What you need to do
Below is a listing; write it out exactly and drop any images from it.

Supplied material
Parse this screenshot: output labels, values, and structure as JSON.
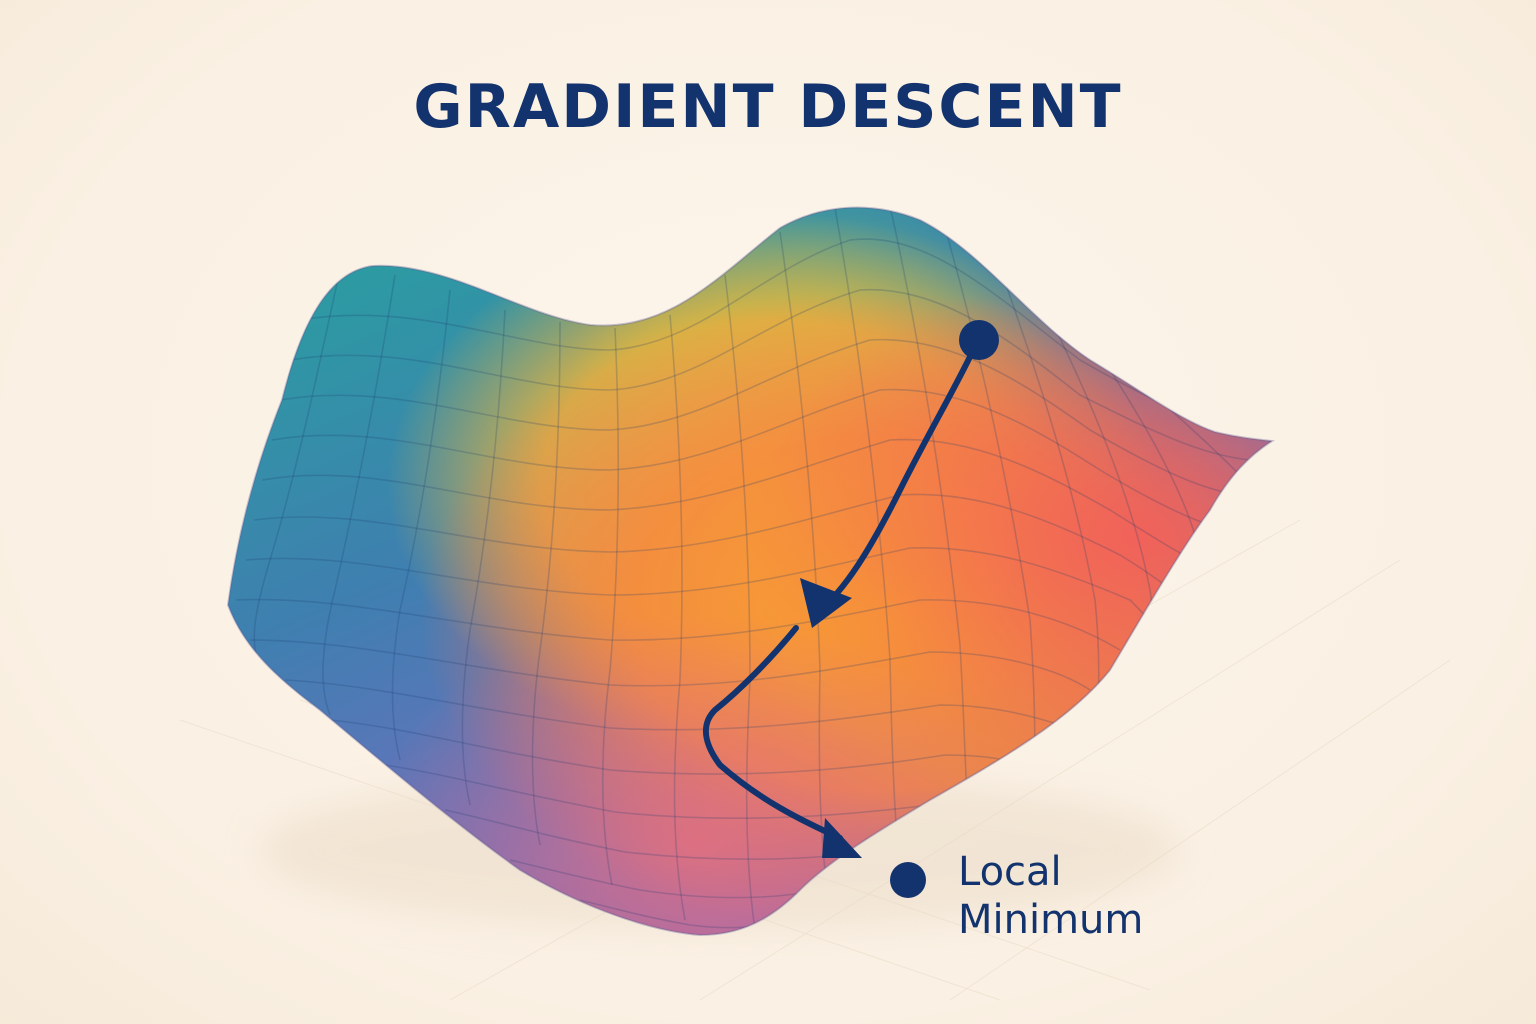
{
  "title": "GRADIENT DESCENT",
  "label": {
    "line1": "Local",
    "line2": "Minimum"
  },
  "colors": {
    "ink": "#13336e",
    "background": "#fbf2e6",
    "surface_teal": "#2aa5a0",
    "surface_blue": "#4c6fb5",
    "surface_purple": "#8b68be",
    "surface_yellow": "#e8c23c",
    "surface_orange": "#f6a233",
    "surface_red": "#f0685a"
  },
  "icons": {
    "start_point": "dark-blue-dot",
    "minimum_point": "dark-blue-dot",
    "path_arrows": "arrowheads"
  }
}
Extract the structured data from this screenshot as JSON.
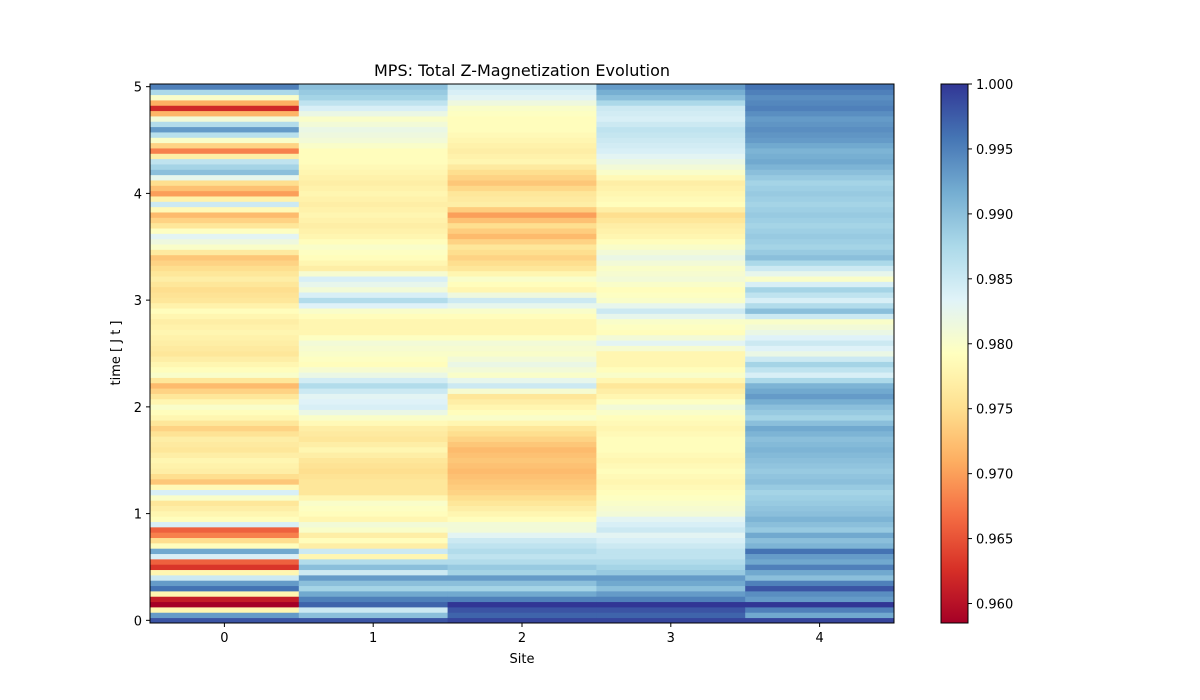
{
  "chart_data": {
    "type": "heatmap",
    "title": "MPS: Total Z-Magnetization Evolution",
    "xlabel": "Site",
    "ylabel": "time [ J t ]",
    "x_categories": [
      0,
      1,
      2,
      3,
      4
    ],
    "x_ticks": [
      "0",
      "1",
      "2",
      "3",
      "4"
    ],
    "xlim": [
      -0.5,
      4.5
    ],
    "ylim": [
      -0.025,
      5.025
    ],
    "y_ticks": [
      "0",
      "1",
      "2",
      "3",
      "4",
      "5"
    ],
    "y_tick_values": [
      0,
      1,
      2,
      3,
      4,
      5
    ],
    "time_step": 0.05,
    "times_start": 0,
    "n_times": 101,
    "colormap": "RdYlBu",
    "color_range": [
      0.9585,
      1.0
    ],
    "colorbar_ticks": [
      "0.960",
      "0.965",
      "0.970",
      "0.975",
      "0.980",
      "0.985",
      "0.990",
      "0.995",
      "1.000"
    ],
    "colorbar_tick_values": [
      0.96,
      0.965,
      0.97,
      0.975,
      0.98,
      0.985,
      0.99,
      0.995,
      1.0
    ],
    "control_points": {
      "t": [
        0,
        0.05,
        0.1,
        0.15,
        0.2,
        0.25,
        0.3,
        0.35,
        0.4,
        0.45,
        0.5,
        0.55,
        0.6,
        0.65,
        0.7,
        0.75,
        0.8,
        0.85,
        0.9,
        0.95,
        1.0,
        1.1,
        1.2,
        1.3,
        1.4,
        1.5,
        1.6,
        1.7,
        1.8,
        1.9,
        2.0,
        2.1,
        2.2,
        2.3,
        2.4,
        2.5,
        2.6,
        2.7,
        2.8,
        2.9,
        3.0,
        3.1,
        3.2,
        3.3,
        3.4,
        3.5,
        3.6,
        3.7,
        3.8,
        3.9,
        4.0,
        4.1,
        4.2,
        4.3,
        4.4,
        4.5,
        4.6,
        4.7,
        4.8,
        4.9,
        5.0
      ],
      "site_values": [
        [
          0.998,
          0.993,
          0.978,
          0.9585,
          0.961,
          0.978,
          0.996,
          0.993,
          0.985,
          0.978,
          0.963,
          0.966,
          0.984,
          0.992,
          0.979,
          0.975,
          0.968,
          0.966,
          0.984,
          0.979,
          0.978,
          0.976,
          0.984,
          0.973,
          0.977,
          0.978,
          0.976,
          0.977,
          0.974,
          0.978,
          0.98,
          0.976,
          0.972,
          0.98,
          0.978,
          0.976,
          0.977,
          0.978,
          0.977,
          0.979,
          0.976,
          0.975,
          0.977,
          0.975,
          0.973,
          0.98,
          0.983,
          0.976,
          0.972,
          0.985,
          0.97,
          0.975,
          0.99,
          0.986,
          0.968,
          0.98,
          0.993,
          0.981,
          0.962,
          0.98,
          0.995
        ],
        [
          0.998,
          0.99,
          0.985,
          0.997,
          0.995,
          0.992,
          0.988,
          0.99,
          0.993,
          0.985,
          0.99,
          0.987,
          0.978,
          0.985,
          0.977,
          0.979,
          0.977,
          0.98,
          0.981,
          0.978,
          0.979,
          0.98,
          0.976,
          0.976,
          0.975,
          0.976,
          0.978,
          0.976,
          0.977,
          0.98,
          0.984,
          0.983,
          0.987,
          0.982,
          0.979,
          0.98,
          0.981,
          0.978,
          0.978,
          0.98,
          0.987,
          0.981,
          0.984,
          0.977,
          0.979,
          0.98,
          0.978,
          0.977,
          0.978,
          0.977,
          0.978,
          0.977,
          0.978,
          0.979,
          0.979,
          0.981,
          0.982,
          0.98,
          0.984,
          0.988,
          0.99
        ],
        [
          0.999,
          0.997,
          0.998,
          1.0,
          0.995,
          0.992,
          0.988,
          0.99,
          0.993,
          0.988,
          0.989,
          0.987,
          0.986,
          0.987,
          0.986,
          0.985,
          0.983,
          0.981,
          0.981,
          0.979,
          0.978,
          0.976,
          0.974,
          0.973,
          0.972,
          0.973,
          0.972,
          0.974,
          0.976,
          0.98,
          0.978,
          0.976,
          0.985,
          0.98,
          0.982,
          0.98,
          0.981,
          0.978,
          0.978,
          0.98,
          0.985,
          0.978,
          0.98,
          0.976,
          0.974,
          0.976,
          0.972,
          0.975,
          0.97,
          0.977,
          0.976,
          0.973,
          0.975,
          0.978,
          0.977,
          0.978,
          0.979,
          0.979,
          0.98,
          0.983,
          0.985
        ],
        [
          0.999,
          0.997,
          0.998,
          1.0,
          0.995,
          0.993,
          0.99,
          0.992,
          0.993,
          0.989,
          0.988,
          0.987,
          0.986,
          0.986,
          0.985,
          0.984,
          0.983,
          0.985,
          0.984,
          0.983,
          0.981,
          0.98,
          0.979,
          0.978,
          0.979,
          0.978,
          0.979,
          0.979,
          0.978,
          0.979,
          0.981,
          0.978,
          0.976,
          0.98,
          0.978,
          0.978,
          0.983,
          0.979,
          0.98,
          0.985,
          0.98,
          0.979,
          0.981,
          0.98,
          0.982,
          0.98,
          0.978,
          0.977,
          0.975,
          0.979,
          0.978,
          0.977,
          0.98,
          0.982,
          0.984,
          0.985,
          0.986,
          0.984,
          0.985,
          0.99,
          0.993
        ],
        [
          0.999,
          0.992,
          0.995,
          1.0,
          0.993,
          0.994,
          0.998,
          0.995,
          0.99,
          0.992,
          0.995,
          0.992,
          0.993,
          0.996,
          0.991,
          0.99,
          0.992,
          0.989,
          0.99,
          0.991,
          0.99,
          0.989,
          0.988,
          0.99,
          0.989,
          0.99,
          0.991,
          0.99,
          0.992,
          0.988,
          0.99,
          0.993,
          0.991,
          0.984,
          0.988,
          0.982,
          0.985,
          0.982,
          0.98,
          0.99,
          0.984,
          0.988,
          0.98,
          0.985,
          0.99,
          0.988,
          0.989,
          0.988,
          0.989,
          0.988,
          0.989,
          0.988,
          0.99,
          0.992,
          0.991,
          0.993,
          0.994,
          0.993,
          0.995,
          0.994,
          0.996
        ]
      ]
    }
  }
}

Answer to this problem
Parse this screenshot: output labels, values, and structure as JSON.
{
  "title": "GRADIENT DESCENT",
  "label": {
    "line1": "Local",
    "line2": "Minimum"
  },
  "colors": {
    "ink": "#13336e",
    "background": "#fbf2e6",
    "surface_teal": "#2aa5a0",
    "surface_blue": "#4c6fb5",
    "surface_purple": "#8b68be",
    "surface_yellow": "#e8c23c",
    "surface_orange": "#f6a233",
    "surface_red": "#f0685a"
  },
  "icons": {
    "start_point": "dark-blue-dot",
    "minimum_point": "dark-blue-dot",
    "path_arrows": "arrowheads"
  }
}
Extract the structured data from this screenshot as JSON.
{
  "chart_data": {
    "type": "heatmap",
    "title": "MPS: Total Z-Magnetization Evolution",
    "xlabel": "Site",
    "ylabel": "time [ J t ]",
    "x_categories": [
      0,
      1,
      2,
      3,
      4
    ],
    "x_ticks": [
      "0",
      "1",
      "2",
      "3",
      "4"
    ],
    "xlim": [
      -0.5,
      4.5
    ],
    "ylim": [
      -0.025,
      5.025
    ],
    "y_ticks": [
      "0",
      "1",
      "2",
      "3",
      "4",
      "5"
    ],
    "y_tick_values": [
      0,
      1,
      2,
      3,
      4,
      5
    ],
    "time_step": 0.05,
    "times_start": 0,
    "n_times": 101,
    "colormap": "RdYlBu",
    "color_range": [
      0.9585,
      1.0
    ],
    "colorbar_ticks": [
      "0.960",
      "0.965",
      "0.970",
      "0.975",
      "0.980",
      "0.985",
      "0.990",
      "0.995",
      "1.000"
    ],
    "colorbar_tick_values": [
      0.96,
      0.965,
      0.97,
      0.975,
      0.98,
      0.985,
      0.99,
      0.995,
      1.0
    ],
    "control_points": {
      "t": [
        0,
        0.05,
        0.1,
        0.15,
        0.2,
        0.25,
        0.3,
        0.35,
        0.4,
        0.45,
        0.5,
        0.55,
        0.6,
        0.65,
        0.7,
        0.75,
        0.8,
        0.85,
        0.9,
        0.95,
        1.0,
        1.1,
        1.2,
        1.3,
        1.4,
        1.5,
        1.6,
        1.7,
        1.8,
        1.9,
        2.0,
        2.1,
        2.2,
        2.3,
        2.4,
        2.5,
        2.6,
        2.7,
        2.8,
        2.9,
        3.0,
        3.1,
        3.2,
        3.3,
        3.4,
        3.5,
        3.6,
        3.7,
        3.8,
        3.9,
        4.0,
        4.1,
        4.2,
        4.3,
        4.4,
        4.5,
        4.6,
        4.7,
        4.8,
        4.9,
        5.0
      ],
      "site_values": [
        [
          0.998,
          0.993,
          0.978,
          0.9585,
          0.961,
          0.978,
          0.996,
          0.993,
          0.985,
          0.978,
          0.963,
          0.966,
          0.984,
          0.992,
          0.979,
          0.975,
          0.968,
          0.966,
          0.984,
          0.979,
          0.978,
          0.976,
          0.984,
          0.973,
          0.977,
          0.978,
          0.976,
          0.977,
          0.974,
          0.978,
          0.98,
          0.976,
          0.972,
          0.98,
          0.978,
          0.976,
          0.977,
          0.978,
          0.977,
          0.979,
          0.976,
          0.975,
          0.977,
          0.975,
          0.973,
          0.98,
          0.983,
          0.976,
          0.972,
          0.985,
          0.97,
          0.975,
          0.99,
          0.986,
          0.968,
          0.98,
          0.993,
          0.981,
          0.962,
          0.98,
          0.995
        ],
        [
          0.998,
          0.99,
          0.985,
          0.997,
          0.995,
          0.992,
          0.988,
          0.99,
          0.993,
          0.985,
          0.99,
          0.987,
          0.978,
          0.985,
          0.977,
          0.979,
          0.977,
          0.98,
          0.981,
          0.978,
          0.979,
          0.98,
          0.976,
          0.976,
          0.975,
          0.976,
          0.978,
          0.976,
          0.977,
          0.98,
          0.984,
          0.983,
          0.987,
          0.982,
          0.979,
          0.98,
          0.981,
          0.978,
          0.978,
          0.98,
          0.987,
          0.981,
          0.984,
          0.977,
          0.979,
          0.98,
          0.978,
          0.977,
          0.978,
          0.977,
          0.978,
          0.977,
          0.978,
          0.979,
          0.979,
          0.981,
          0.982,
          0.98,
          0.984,
          0.988,
          0.99
        ],
        [
          0.999,
          0.997,
          0.998,
          1.0,
          0.995,
          0.992,
          0.988,
          0.99,
          0.993,
          0.988,
          0.989,
          0.987,
          0.986,
          0.987,
          0.986,
          0.985,
          0.983,
          0.981,
          0.981,
          0.979,
          0.978,
          0.976,
          0.974,
          0.973,
          0.972,
          0.973,
          0.972,
          0.974,
          0.976,
          0.98,
          0.978,
          0.976,
          0.985,
          0.98,
          0.982,
          0.98,
          0.981,
          0.978,
          0.978,
          0.98,
          0.985,
          0.978,
          0.98,
          0.976,
          0.974,
          0.976,
          0.972,
          0.975,
          0.97,
          0.977,
          0.976,
          0.973,
          0.975,
          0.978,
          0.977,
          0.978,
          0.979,
          0.979,
          0.98,
          0.983,
          0.985
        ],
        [
          0.999,
          0.997,
          0.998,
          1.0,
          0.995,
          0.993,
          0.99,
          0.992,
          0.993,
          0.989,
          0.988,
          0.987,
          0.986,
          0.986,
          0.985,
          0.984,
          0.983,
          0.985,
          0.984,
          0.983,
          0.981,
          0.98,
          0.979,
          0.978,
          0.979,
          0.978,
          0.979,
          0.979,
          0.978,
          0.979,
          0.981,
          0.978,
          0.976,
          0.98,
          0.978,
          0.978,
          0.983,
          0.979,
          0.98,
          0.985,
          0.98,
          0.979,
          0.981,
          0.98,
          0.982,
          0.98,
          0.978,
          0.977,
          0.975,
          0.979,
          0.978,
          0.977,
          0.98,
          0.982,
          0.984,
          0.985,
          0.986,
          0.984,
          0.985,
          0.99,
          0.993
        ],
        [
          0.999,
          0.992,
          0.995,
          1.0,
          0.993,
          0.994,
          0.998,
          0.995,
          0.99,
          0.992,
          0.995,
          0.992,
          0.993,
          0.996,
          0.991,
          0.99,
          0.992,
          0.989,
          0.99,
          0.991,
          0.99,
          0.989,
          0.988,
          0.99,
          0.989,
          0.99,
          0.991,
          0.99,
          0.992,
          0.988,
          0.99,
          0.993,
          0.991,
          0.984,
          0.988,
          0.982,
          0.985,
          0.982,
          0.98,
          0.99,
          0.984,
          0.988,
          0.98,
          0.985,
          0.99,
          0.988,
          0.989,
          0.988,
          0.989,
          0.988,
          0.989,
          0.988,
          0.99,
          0.992,
          0.991,
          0.993,
          0.994,
          0.993,
          0.995,
          0.994,
          0.996
        ]
      ]
    }
  }
}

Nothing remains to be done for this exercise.